### Data records
^^^^

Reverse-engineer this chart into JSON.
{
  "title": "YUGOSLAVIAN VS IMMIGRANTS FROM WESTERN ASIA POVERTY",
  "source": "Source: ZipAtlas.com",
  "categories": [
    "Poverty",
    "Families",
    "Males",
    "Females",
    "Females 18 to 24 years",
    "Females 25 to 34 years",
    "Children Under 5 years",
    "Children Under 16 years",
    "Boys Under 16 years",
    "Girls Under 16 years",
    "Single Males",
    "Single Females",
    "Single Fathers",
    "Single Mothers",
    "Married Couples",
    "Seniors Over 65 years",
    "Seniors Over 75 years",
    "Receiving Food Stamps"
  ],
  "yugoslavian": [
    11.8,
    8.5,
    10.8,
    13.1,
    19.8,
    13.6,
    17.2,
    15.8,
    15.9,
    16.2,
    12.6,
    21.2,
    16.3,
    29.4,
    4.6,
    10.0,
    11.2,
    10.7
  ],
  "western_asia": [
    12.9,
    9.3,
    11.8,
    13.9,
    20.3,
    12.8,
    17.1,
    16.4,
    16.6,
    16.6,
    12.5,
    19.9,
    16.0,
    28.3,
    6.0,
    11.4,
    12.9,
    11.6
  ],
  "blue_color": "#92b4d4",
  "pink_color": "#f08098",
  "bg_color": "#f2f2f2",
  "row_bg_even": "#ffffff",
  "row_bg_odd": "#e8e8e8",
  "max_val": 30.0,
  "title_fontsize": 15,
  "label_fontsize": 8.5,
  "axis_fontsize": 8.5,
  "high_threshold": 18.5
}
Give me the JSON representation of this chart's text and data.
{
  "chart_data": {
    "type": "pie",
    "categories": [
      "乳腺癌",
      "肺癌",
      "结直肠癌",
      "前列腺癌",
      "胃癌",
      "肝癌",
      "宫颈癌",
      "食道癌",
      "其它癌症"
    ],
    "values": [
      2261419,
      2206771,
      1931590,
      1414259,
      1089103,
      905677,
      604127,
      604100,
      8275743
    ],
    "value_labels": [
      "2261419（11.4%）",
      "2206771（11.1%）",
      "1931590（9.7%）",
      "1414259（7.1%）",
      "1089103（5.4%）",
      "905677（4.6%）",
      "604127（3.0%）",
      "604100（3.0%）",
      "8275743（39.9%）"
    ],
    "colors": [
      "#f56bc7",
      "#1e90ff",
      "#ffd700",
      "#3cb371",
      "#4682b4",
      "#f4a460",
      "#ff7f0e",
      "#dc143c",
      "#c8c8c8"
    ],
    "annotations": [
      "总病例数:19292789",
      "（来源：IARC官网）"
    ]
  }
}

^^^^

### TASK STATEMENT
Identify the lines above with the word "Under". Copy them.

### EXERCISE RESPONSE
    "Children Under 5 years",
    "Children Under 16 years",
    "Boys Under 16 years",
    "Girls Under 16 years",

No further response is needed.